Required work. Identify the lines holding "document" and copy them.

[Dataset rows]
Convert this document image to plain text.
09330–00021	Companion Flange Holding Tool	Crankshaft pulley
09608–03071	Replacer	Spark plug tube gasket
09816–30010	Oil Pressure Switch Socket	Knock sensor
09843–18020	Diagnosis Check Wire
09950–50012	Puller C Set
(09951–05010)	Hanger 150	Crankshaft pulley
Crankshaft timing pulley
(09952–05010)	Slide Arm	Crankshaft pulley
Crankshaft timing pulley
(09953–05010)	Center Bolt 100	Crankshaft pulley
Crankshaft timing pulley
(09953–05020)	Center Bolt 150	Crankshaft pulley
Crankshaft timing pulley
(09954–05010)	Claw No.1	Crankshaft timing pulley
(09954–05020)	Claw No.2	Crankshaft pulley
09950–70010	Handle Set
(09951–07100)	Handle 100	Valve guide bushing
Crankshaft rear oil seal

* * *

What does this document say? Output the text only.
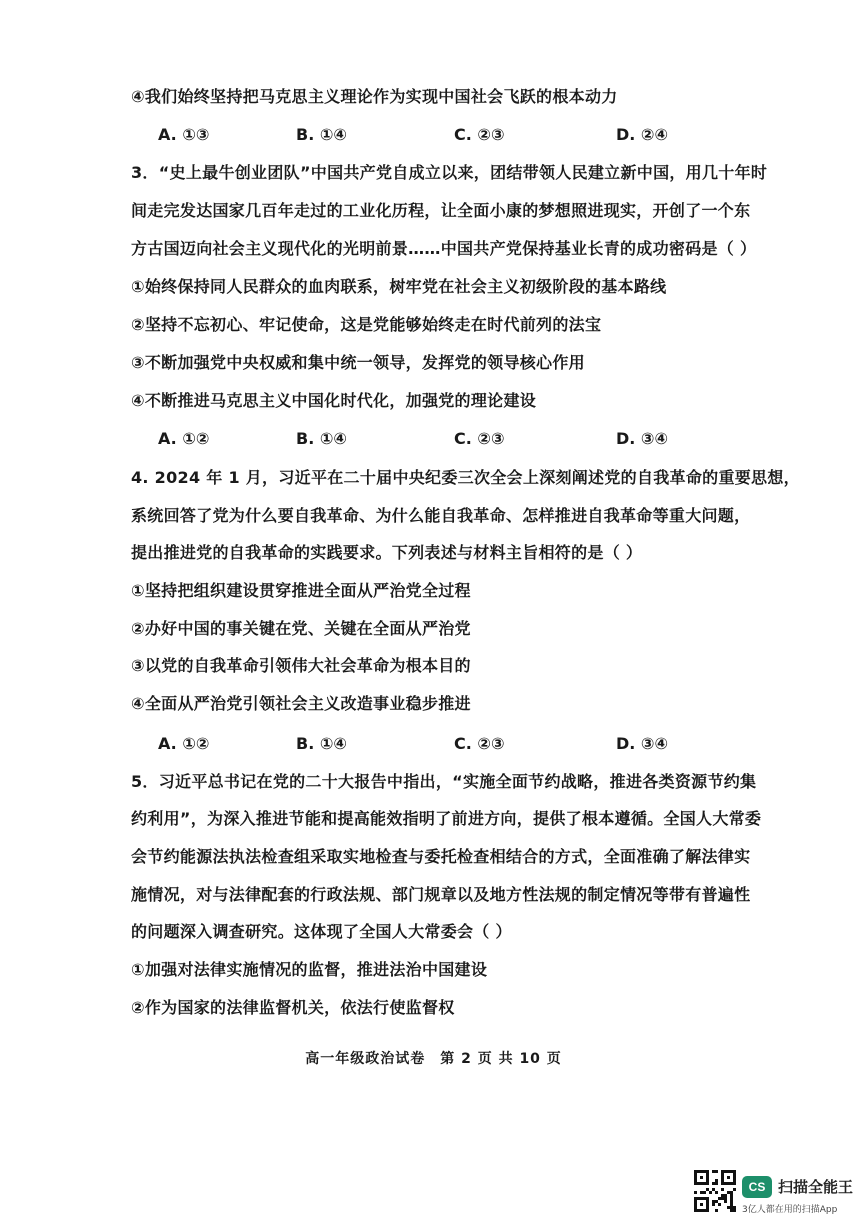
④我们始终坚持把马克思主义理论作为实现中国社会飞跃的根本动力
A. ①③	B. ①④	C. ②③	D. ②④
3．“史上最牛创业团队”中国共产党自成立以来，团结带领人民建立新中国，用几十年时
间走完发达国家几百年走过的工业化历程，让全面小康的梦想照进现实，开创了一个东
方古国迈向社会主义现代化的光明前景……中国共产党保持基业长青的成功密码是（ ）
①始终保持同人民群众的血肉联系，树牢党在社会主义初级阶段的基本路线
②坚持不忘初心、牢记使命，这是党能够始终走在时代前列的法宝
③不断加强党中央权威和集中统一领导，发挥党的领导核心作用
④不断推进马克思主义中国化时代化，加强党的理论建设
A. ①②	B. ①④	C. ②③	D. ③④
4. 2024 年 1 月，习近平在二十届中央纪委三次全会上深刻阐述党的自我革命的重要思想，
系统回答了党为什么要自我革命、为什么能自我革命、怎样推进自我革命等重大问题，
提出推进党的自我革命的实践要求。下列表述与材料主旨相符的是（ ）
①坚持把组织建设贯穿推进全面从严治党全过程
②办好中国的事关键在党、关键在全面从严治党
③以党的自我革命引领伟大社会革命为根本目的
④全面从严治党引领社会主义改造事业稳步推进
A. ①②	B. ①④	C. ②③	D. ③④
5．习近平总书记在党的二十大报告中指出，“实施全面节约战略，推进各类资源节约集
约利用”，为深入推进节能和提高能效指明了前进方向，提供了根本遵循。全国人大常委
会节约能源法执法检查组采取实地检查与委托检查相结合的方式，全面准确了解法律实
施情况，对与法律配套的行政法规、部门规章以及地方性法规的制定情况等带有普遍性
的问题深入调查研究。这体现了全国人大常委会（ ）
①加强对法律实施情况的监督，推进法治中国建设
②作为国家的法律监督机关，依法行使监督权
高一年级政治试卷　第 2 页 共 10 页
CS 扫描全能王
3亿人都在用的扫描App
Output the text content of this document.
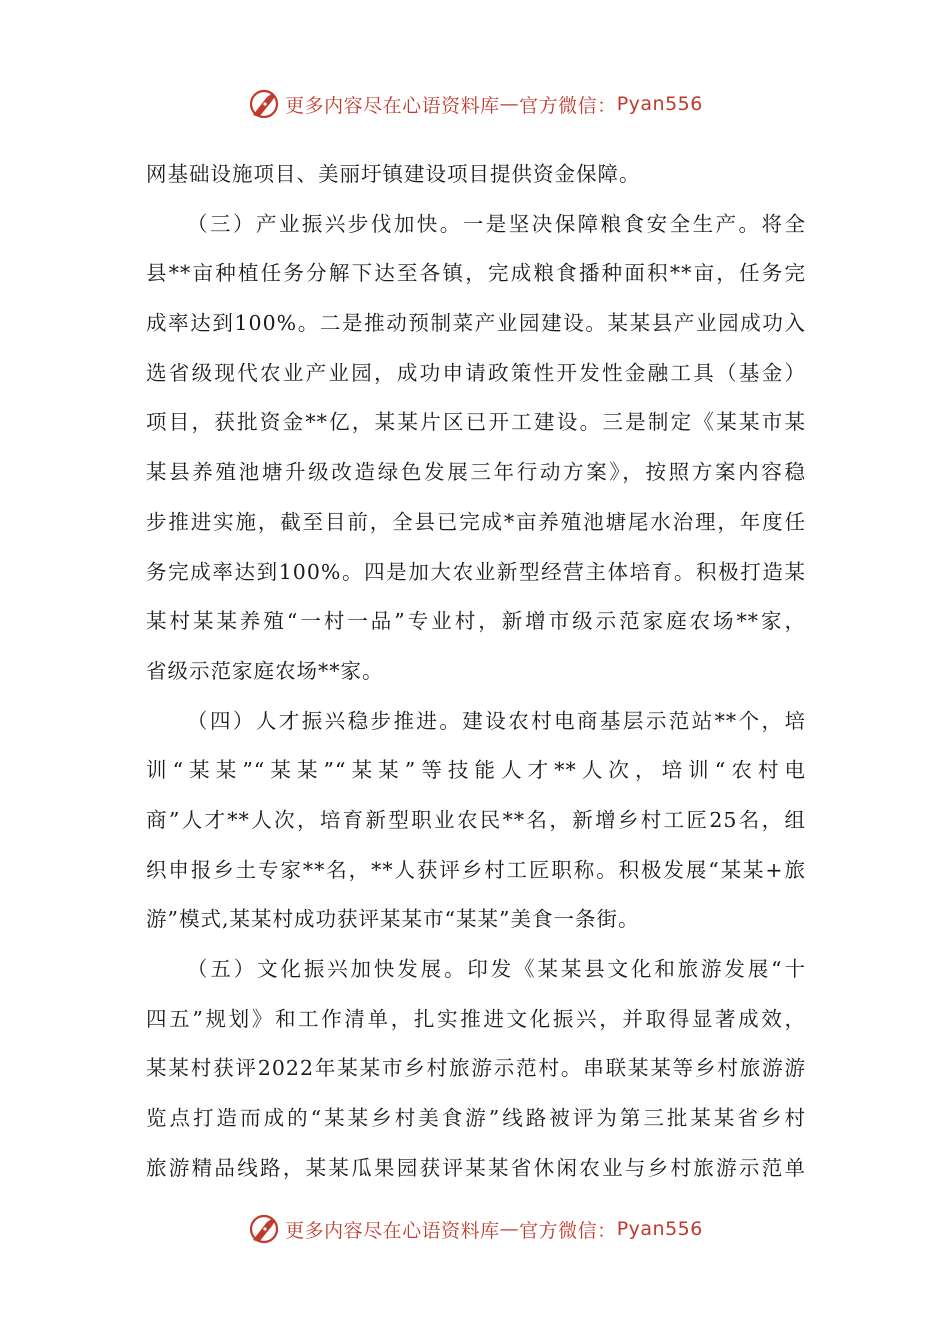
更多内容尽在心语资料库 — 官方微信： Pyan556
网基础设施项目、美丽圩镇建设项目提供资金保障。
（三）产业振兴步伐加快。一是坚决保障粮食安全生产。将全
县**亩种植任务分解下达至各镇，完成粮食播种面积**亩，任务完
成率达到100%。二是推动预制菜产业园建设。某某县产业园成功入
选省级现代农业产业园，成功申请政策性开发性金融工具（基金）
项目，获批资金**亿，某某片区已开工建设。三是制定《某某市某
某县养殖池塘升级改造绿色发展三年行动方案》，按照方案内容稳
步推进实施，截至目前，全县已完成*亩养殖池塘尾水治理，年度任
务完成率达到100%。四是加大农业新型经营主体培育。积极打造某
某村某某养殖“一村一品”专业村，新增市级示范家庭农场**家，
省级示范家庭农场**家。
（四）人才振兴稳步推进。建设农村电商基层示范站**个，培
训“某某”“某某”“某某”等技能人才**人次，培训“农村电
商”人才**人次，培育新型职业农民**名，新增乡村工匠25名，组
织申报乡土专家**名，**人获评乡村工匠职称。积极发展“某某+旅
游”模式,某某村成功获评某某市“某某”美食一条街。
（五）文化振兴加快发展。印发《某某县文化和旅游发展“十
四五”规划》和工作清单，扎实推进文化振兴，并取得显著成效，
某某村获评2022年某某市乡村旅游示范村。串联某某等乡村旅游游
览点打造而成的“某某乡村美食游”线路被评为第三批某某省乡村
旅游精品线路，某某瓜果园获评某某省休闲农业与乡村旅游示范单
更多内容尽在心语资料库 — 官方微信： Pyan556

---

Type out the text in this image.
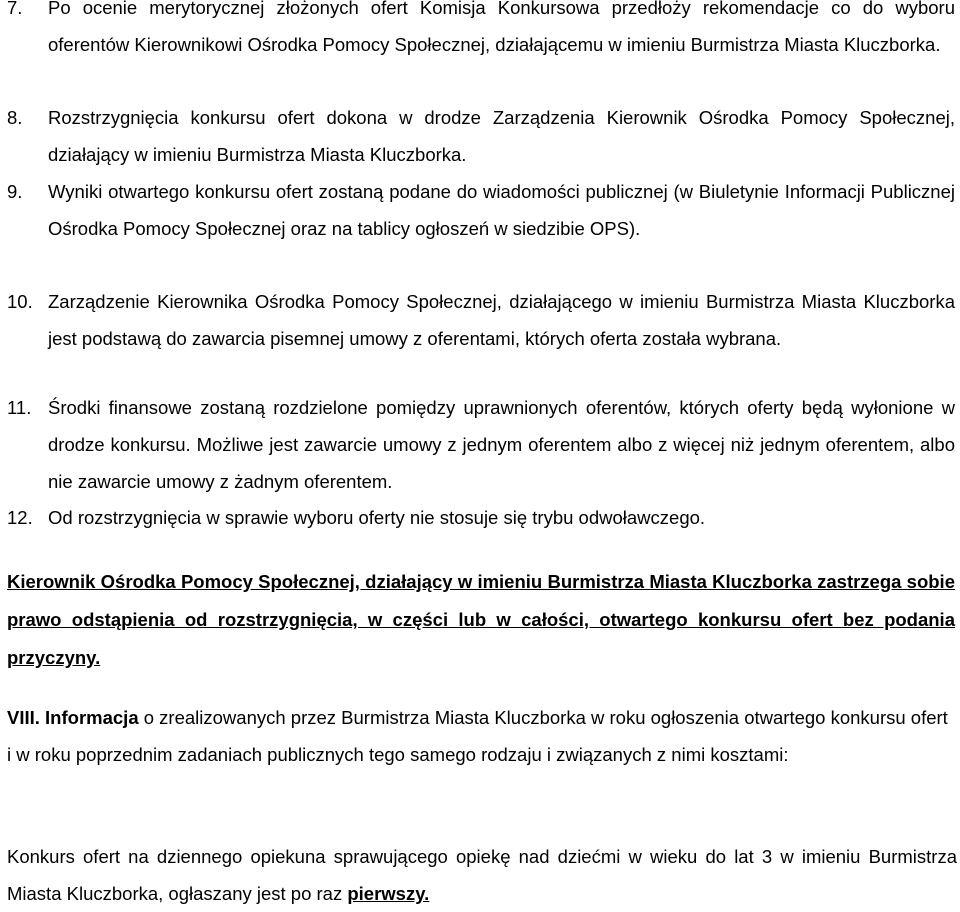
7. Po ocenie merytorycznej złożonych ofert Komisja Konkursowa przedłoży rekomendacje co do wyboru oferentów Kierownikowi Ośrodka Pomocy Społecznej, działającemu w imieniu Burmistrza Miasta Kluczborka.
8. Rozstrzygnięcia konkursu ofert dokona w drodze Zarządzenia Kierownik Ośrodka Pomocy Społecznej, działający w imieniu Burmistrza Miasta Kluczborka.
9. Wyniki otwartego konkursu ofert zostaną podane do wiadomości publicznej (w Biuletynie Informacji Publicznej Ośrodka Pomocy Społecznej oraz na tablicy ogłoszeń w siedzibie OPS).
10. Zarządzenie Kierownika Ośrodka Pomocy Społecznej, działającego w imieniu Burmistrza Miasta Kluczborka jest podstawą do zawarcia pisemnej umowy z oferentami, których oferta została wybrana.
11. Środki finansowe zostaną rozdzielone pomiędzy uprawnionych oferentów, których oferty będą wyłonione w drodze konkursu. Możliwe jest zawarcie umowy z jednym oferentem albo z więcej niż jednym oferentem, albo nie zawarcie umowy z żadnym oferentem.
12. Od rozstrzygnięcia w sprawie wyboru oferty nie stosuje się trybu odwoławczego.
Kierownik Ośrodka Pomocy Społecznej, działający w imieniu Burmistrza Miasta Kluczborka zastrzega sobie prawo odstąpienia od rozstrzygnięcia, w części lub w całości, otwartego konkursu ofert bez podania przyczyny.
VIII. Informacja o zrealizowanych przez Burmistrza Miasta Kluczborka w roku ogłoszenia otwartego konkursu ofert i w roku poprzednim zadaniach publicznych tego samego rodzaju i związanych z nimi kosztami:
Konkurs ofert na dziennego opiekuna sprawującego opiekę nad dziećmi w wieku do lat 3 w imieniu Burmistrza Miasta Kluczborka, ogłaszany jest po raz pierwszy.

Exercise answer.
Convert this document image to plain text.
What does this document say? Output the text only.
Output the text content of this document.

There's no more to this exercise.